■ Data records ■

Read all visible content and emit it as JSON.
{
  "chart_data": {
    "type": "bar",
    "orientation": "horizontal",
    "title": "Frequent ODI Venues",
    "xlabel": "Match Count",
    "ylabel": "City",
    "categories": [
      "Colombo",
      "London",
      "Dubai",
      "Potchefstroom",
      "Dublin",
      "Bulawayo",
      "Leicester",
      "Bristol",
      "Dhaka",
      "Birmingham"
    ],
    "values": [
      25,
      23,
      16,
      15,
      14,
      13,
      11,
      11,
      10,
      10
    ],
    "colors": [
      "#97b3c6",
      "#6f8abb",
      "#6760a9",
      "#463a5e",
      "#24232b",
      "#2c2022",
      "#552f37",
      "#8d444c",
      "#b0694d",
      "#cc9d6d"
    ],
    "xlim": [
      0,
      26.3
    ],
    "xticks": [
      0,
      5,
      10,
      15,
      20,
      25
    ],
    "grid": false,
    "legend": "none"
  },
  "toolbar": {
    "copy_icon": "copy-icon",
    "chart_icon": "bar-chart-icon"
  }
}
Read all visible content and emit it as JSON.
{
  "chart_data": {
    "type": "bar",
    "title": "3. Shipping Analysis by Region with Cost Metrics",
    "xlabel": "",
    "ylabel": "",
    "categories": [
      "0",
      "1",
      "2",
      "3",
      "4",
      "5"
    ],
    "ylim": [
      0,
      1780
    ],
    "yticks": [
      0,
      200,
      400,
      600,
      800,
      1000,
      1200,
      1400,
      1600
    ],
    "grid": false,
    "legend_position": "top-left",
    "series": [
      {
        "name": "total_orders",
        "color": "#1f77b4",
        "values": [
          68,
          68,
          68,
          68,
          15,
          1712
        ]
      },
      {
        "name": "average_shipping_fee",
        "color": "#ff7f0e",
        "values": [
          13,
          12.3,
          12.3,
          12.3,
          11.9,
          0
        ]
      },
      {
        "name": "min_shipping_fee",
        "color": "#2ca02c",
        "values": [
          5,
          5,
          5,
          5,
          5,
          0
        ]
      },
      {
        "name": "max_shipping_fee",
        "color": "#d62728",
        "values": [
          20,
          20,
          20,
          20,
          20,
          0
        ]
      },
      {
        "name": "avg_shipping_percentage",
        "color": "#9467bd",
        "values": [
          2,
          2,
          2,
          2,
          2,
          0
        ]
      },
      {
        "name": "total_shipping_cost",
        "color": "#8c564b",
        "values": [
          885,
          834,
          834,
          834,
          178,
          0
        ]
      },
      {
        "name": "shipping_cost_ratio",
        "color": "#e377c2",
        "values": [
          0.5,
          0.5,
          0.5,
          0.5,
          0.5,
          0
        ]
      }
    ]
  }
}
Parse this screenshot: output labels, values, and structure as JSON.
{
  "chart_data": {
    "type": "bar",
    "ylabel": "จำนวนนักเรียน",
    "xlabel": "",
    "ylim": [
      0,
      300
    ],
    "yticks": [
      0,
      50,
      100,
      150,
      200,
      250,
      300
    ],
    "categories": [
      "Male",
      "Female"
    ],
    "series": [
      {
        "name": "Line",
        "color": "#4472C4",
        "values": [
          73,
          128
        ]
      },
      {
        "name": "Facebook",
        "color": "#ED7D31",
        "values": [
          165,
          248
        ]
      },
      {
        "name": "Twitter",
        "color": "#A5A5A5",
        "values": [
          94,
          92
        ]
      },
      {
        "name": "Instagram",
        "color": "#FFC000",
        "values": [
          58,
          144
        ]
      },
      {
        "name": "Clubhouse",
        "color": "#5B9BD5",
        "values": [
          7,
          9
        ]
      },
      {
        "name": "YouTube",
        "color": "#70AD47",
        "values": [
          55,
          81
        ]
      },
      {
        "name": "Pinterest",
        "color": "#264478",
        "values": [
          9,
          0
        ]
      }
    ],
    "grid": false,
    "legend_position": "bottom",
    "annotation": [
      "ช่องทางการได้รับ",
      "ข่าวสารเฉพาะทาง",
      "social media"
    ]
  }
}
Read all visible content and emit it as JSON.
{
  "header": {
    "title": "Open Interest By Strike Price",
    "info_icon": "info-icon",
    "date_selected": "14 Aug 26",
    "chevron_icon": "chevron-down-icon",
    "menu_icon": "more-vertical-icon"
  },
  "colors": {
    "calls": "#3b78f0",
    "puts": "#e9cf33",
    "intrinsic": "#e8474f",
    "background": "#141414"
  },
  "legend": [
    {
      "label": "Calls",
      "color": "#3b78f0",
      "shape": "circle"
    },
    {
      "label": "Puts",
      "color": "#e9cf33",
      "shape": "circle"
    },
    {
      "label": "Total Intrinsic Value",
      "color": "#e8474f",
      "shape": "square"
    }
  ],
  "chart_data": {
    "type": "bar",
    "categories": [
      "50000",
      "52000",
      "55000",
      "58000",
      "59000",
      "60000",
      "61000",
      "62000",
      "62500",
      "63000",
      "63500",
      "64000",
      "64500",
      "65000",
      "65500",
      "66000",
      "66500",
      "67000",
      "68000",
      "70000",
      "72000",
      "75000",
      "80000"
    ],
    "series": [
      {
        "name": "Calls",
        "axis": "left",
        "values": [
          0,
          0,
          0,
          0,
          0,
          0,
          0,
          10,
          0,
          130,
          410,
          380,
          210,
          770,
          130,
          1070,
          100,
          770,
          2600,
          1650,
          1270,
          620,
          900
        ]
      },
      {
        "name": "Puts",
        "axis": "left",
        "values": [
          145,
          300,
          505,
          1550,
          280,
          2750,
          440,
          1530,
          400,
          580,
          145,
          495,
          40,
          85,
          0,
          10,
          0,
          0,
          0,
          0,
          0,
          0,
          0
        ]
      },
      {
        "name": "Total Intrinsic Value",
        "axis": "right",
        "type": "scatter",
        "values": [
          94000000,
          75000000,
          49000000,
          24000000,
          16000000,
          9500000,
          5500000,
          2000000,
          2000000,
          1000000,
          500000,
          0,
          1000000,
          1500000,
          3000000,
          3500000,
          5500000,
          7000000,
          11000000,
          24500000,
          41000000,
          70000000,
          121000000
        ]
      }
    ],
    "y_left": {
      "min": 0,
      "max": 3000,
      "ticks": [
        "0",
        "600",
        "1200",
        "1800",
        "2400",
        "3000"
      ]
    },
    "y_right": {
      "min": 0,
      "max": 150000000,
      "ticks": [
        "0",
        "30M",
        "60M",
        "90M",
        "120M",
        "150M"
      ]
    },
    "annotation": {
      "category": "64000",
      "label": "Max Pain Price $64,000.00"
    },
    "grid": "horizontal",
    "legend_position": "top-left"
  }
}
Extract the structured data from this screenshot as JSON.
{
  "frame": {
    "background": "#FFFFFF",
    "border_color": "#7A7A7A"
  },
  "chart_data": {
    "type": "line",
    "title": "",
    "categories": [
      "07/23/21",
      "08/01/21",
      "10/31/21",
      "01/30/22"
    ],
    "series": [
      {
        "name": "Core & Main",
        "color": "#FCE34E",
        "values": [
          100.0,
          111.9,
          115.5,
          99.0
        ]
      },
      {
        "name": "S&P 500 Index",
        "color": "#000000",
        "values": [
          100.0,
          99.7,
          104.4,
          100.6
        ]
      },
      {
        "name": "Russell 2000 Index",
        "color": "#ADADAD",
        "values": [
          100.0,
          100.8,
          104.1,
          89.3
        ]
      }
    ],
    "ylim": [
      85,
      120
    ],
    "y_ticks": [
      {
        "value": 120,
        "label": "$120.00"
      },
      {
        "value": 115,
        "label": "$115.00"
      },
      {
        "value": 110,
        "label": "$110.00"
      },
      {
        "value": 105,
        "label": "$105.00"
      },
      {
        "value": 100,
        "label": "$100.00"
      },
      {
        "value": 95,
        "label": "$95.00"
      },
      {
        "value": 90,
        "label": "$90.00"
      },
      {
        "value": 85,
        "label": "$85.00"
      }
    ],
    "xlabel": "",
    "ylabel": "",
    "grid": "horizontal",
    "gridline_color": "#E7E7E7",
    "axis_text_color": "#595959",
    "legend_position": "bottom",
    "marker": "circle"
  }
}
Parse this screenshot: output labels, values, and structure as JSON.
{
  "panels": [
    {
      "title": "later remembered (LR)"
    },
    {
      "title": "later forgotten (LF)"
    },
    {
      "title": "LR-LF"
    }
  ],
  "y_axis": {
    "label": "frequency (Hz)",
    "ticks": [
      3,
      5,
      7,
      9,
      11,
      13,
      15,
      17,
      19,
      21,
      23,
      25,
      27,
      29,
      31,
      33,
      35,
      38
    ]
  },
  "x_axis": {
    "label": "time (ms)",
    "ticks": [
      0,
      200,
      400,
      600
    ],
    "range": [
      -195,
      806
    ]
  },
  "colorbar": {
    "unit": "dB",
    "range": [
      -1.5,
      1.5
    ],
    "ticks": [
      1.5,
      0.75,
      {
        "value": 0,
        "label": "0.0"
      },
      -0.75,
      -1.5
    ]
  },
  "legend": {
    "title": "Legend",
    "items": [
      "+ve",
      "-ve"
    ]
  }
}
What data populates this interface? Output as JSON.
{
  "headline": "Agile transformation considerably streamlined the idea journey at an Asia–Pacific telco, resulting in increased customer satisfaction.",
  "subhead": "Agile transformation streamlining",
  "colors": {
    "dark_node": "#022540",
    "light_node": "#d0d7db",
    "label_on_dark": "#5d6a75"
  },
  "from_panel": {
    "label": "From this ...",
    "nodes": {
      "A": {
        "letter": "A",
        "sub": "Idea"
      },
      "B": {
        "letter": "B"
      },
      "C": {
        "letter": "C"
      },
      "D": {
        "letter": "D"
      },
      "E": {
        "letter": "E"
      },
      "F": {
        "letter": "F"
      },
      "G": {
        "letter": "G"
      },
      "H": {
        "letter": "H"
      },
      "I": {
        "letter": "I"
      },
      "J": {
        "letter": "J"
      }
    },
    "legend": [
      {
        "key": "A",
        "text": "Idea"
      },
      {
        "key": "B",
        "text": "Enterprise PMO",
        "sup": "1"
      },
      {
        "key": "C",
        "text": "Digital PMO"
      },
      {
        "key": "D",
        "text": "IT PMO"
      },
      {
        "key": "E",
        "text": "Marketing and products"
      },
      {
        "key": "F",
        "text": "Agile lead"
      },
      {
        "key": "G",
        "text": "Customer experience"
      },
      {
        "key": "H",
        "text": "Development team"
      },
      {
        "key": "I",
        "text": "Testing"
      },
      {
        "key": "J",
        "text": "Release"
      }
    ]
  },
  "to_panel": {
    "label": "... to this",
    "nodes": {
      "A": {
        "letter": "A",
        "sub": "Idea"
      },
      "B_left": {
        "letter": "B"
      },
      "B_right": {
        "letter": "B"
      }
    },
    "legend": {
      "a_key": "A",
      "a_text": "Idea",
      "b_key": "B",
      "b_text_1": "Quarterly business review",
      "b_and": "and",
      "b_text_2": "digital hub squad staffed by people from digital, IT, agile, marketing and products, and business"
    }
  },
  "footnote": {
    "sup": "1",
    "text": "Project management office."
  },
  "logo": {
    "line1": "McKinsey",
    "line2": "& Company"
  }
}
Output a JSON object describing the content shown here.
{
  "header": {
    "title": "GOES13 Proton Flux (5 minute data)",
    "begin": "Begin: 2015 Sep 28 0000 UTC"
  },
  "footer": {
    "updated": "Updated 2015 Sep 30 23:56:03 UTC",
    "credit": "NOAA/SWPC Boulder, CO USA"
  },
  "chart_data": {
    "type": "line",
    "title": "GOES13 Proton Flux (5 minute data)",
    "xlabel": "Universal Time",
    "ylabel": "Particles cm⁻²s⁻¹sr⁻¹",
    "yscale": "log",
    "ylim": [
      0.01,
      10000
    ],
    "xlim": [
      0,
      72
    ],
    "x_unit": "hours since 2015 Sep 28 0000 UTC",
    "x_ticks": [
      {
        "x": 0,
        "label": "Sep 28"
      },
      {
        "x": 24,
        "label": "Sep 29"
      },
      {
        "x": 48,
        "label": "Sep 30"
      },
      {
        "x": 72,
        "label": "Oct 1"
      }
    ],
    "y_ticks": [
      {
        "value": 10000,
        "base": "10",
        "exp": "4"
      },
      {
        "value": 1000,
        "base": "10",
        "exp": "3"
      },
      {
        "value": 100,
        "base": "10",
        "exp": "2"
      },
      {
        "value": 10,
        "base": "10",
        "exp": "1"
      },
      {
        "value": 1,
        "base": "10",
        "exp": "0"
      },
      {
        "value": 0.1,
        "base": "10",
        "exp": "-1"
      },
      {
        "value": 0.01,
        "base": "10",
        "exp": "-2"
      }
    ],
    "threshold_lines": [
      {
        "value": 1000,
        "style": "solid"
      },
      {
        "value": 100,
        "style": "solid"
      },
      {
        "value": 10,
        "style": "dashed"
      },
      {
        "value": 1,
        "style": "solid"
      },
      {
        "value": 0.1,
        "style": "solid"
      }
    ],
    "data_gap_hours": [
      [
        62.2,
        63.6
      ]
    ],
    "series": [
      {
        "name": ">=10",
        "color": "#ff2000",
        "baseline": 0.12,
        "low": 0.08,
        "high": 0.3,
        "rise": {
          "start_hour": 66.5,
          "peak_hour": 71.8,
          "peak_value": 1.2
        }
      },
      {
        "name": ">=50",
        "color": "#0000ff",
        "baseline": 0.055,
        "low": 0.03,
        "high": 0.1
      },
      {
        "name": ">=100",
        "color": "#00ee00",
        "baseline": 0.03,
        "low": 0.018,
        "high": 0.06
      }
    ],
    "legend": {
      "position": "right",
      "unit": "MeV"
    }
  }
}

■ Short problem ■
Tally up the lines in the records containing the word "background", then give the count and nothing else.

■ Reply ■
2